→ Given exercise:
Gather the lines that hold the string "year".

--- start of Extracted data ---

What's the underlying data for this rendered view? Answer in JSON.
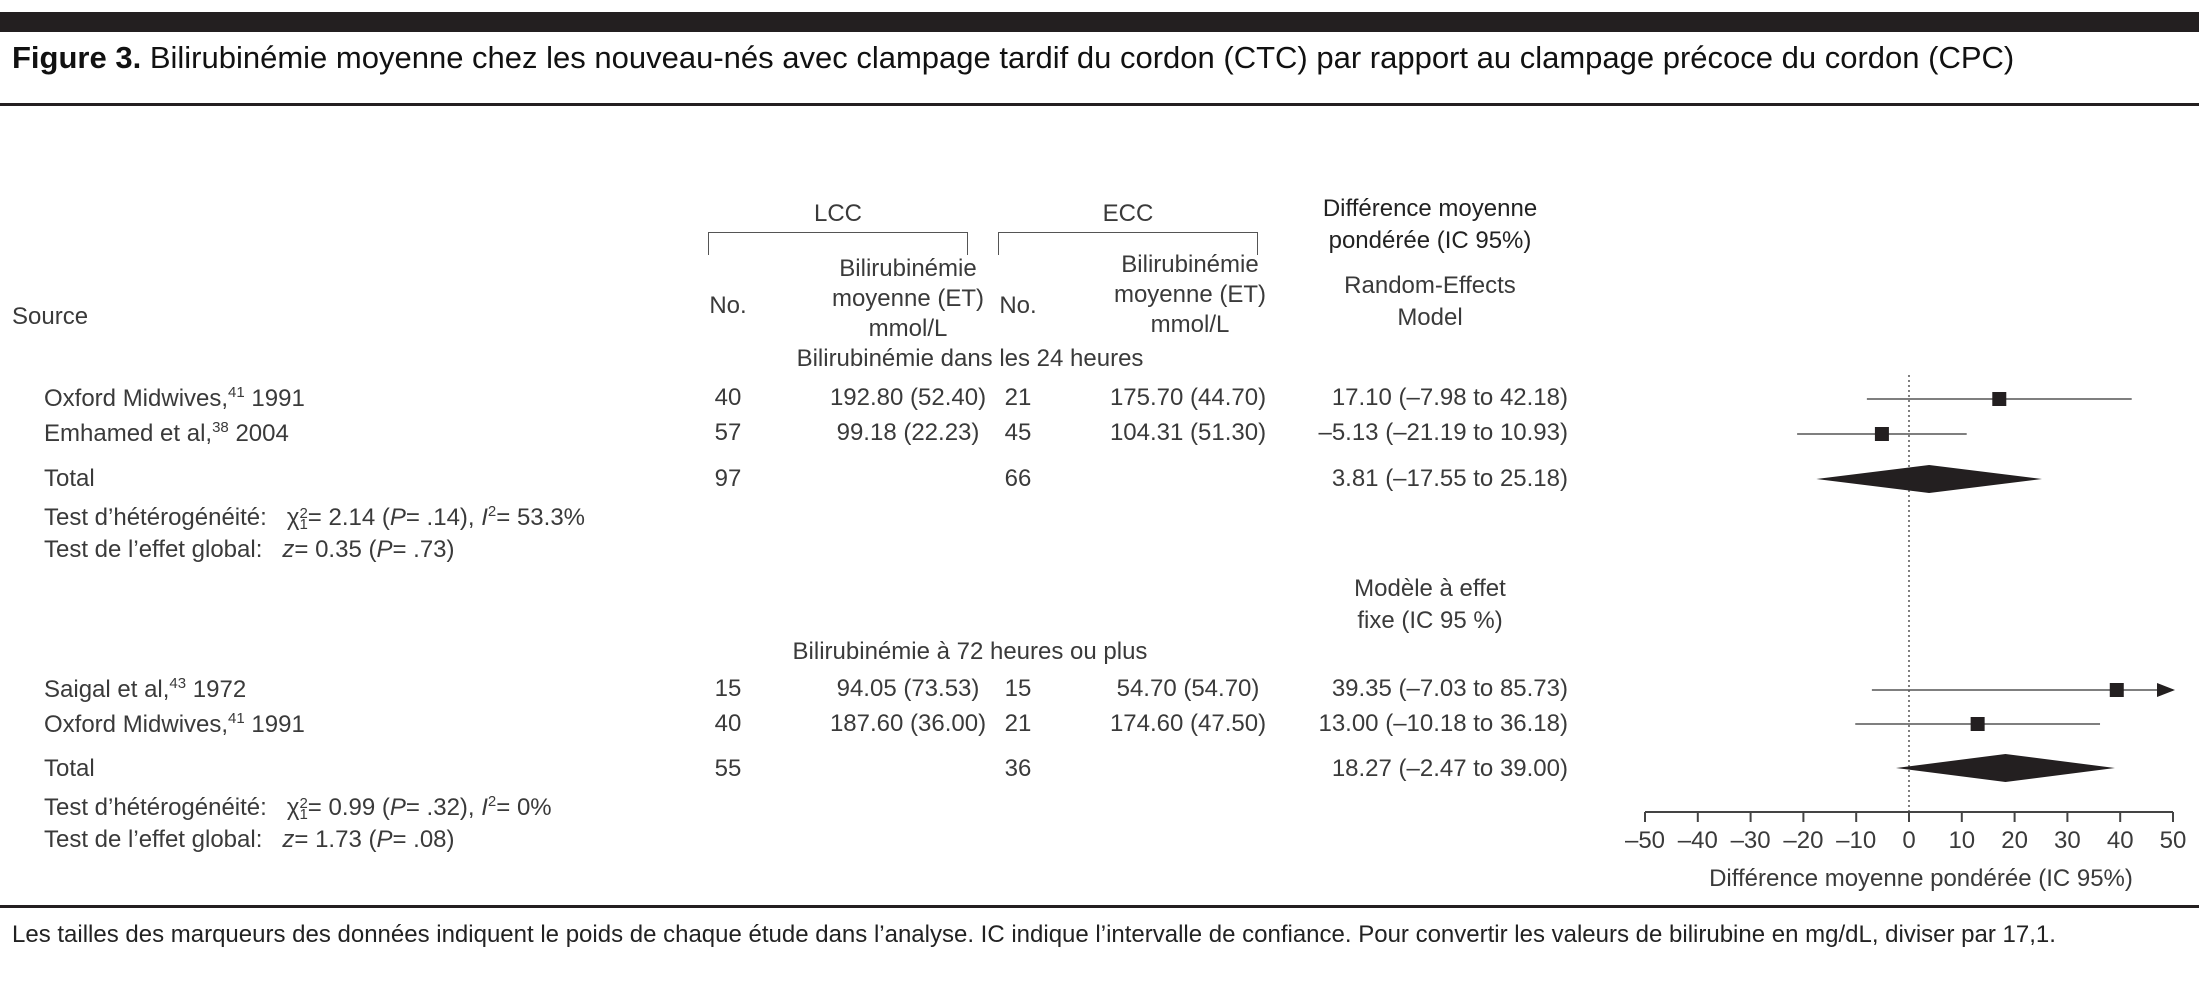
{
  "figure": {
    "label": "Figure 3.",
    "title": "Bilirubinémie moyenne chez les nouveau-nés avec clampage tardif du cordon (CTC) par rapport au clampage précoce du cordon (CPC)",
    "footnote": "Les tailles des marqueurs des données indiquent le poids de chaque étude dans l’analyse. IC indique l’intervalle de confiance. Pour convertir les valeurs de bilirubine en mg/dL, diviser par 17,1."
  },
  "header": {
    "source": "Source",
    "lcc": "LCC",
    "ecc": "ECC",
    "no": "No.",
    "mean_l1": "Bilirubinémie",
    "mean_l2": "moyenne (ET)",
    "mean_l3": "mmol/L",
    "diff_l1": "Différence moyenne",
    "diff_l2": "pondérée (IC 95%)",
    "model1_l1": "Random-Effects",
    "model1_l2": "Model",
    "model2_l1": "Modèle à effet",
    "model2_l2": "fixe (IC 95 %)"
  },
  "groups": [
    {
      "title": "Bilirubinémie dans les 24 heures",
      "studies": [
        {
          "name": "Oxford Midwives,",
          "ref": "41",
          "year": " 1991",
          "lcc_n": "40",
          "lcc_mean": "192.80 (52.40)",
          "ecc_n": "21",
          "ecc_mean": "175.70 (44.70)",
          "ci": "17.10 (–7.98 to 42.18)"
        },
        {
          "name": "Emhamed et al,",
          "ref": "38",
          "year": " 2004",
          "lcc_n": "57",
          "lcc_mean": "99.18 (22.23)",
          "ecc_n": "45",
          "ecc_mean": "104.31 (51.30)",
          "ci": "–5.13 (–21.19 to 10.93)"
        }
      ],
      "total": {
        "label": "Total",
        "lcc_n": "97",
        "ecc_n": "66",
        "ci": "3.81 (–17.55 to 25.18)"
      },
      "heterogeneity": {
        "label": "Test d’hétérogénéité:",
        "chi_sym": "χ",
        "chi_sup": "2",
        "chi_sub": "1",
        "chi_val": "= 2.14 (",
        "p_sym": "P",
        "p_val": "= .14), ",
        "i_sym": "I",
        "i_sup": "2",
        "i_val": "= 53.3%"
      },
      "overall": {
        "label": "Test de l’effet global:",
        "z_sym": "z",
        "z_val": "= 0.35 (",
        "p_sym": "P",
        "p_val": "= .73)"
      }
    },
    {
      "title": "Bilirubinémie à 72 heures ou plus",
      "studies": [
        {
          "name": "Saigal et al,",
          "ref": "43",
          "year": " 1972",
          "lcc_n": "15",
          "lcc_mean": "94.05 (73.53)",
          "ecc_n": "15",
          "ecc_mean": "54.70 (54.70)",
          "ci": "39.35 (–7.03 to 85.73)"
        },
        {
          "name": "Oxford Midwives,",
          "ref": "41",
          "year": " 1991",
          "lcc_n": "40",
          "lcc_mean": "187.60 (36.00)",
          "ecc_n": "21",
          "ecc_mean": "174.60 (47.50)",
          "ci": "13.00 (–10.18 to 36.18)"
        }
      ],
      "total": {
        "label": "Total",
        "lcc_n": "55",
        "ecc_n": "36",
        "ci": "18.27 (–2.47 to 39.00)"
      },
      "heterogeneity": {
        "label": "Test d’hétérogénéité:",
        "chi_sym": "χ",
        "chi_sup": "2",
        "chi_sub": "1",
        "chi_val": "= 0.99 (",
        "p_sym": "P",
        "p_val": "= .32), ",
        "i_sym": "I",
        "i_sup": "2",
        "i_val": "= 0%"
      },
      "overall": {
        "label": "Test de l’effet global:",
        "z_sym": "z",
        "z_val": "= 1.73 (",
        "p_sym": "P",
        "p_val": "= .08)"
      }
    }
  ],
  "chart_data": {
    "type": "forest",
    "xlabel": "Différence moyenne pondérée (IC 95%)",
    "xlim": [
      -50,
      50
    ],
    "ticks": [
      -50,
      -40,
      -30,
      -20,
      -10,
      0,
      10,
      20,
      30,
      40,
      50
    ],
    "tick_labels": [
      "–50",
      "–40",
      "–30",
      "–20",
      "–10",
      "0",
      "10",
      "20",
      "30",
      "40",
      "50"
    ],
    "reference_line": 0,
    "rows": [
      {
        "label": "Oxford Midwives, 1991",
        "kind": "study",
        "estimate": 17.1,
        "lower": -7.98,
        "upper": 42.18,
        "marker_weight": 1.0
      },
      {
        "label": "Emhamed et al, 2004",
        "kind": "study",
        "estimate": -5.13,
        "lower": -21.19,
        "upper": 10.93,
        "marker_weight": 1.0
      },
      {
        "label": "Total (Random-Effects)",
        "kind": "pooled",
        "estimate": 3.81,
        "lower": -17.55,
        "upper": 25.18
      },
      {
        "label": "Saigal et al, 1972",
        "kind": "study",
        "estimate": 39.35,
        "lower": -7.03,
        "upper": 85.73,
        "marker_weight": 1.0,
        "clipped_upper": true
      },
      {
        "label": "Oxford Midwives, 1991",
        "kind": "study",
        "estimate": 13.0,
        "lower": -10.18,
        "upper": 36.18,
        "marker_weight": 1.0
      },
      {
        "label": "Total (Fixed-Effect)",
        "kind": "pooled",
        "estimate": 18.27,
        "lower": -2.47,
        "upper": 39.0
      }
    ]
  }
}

--- end of Extracted data ---

→ Task answer:
          "year": " 1991",
          "year": " 2004",
          "year": " 1972",
          "year": " 1991",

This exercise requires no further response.